Data entries>

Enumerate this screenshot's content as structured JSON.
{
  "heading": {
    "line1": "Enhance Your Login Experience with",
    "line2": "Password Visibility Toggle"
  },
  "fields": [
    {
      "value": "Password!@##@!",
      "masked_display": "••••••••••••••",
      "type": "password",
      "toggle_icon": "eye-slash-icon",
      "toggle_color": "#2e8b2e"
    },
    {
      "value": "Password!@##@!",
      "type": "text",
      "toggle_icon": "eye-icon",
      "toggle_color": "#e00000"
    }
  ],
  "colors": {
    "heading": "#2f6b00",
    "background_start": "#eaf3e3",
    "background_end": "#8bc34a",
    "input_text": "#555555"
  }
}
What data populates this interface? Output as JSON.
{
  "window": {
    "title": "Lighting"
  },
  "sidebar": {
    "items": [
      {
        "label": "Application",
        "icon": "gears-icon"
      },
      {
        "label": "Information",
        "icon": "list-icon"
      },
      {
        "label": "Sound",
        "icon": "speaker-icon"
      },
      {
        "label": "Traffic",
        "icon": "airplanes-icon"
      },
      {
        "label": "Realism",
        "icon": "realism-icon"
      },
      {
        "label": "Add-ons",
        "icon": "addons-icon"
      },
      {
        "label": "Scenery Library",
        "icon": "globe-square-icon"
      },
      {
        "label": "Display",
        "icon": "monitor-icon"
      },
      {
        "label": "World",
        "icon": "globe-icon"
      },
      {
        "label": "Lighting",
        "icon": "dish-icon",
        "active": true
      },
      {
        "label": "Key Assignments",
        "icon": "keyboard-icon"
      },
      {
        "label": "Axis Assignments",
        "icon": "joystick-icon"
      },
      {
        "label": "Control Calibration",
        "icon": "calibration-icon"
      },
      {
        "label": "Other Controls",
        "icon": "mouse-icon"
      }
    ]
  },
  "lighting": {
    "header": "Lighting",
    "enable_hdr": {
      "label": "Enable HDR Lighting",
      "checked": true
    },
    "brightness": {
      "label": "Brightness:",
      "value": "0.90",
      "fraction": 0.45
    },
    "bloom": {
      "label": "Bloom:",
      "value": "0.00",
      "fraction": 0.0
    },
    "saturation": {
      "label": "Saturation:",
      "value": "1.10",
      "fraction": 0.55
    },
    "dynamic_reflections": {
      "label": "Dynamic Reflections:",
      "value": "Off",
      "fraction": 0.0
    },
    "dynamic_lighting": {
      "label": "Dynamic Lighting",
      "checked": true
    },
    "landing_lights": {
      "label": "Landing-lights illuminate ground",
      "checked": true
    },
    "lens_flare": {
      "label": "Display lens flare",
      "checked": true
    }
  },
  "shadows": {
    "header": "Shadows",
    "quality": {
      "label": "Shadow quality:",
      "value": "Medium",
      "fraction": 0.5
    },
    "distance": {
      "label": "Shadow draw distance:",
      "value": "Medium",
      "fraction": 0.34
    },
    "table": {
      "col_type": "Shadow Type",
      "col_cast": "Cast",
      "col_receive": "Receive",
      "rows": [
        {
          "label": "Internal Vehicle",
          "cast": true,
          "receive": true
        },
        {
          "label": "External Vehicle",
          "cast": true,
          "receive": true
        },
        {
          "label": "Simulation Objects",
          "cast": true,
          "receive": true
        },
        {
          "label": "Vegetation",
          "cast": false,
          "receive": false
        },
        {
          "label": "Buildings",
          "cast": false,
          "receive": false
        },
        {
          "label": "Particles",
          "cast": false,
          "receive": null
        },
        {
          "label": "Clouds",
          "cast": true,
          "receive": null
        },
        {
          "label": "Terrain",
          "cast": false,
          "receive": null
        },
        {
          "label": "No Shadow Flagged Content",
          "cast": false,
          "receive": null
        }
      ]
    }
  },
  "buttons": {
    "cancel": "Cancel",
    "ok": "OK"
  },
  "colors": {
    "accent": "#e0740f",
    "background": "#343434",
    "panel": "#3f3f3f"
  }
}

What is needed> Filter the entries and copy out every line with the word "distance".

Response>
    "distance": {
      "label": "Shadow draw distance:",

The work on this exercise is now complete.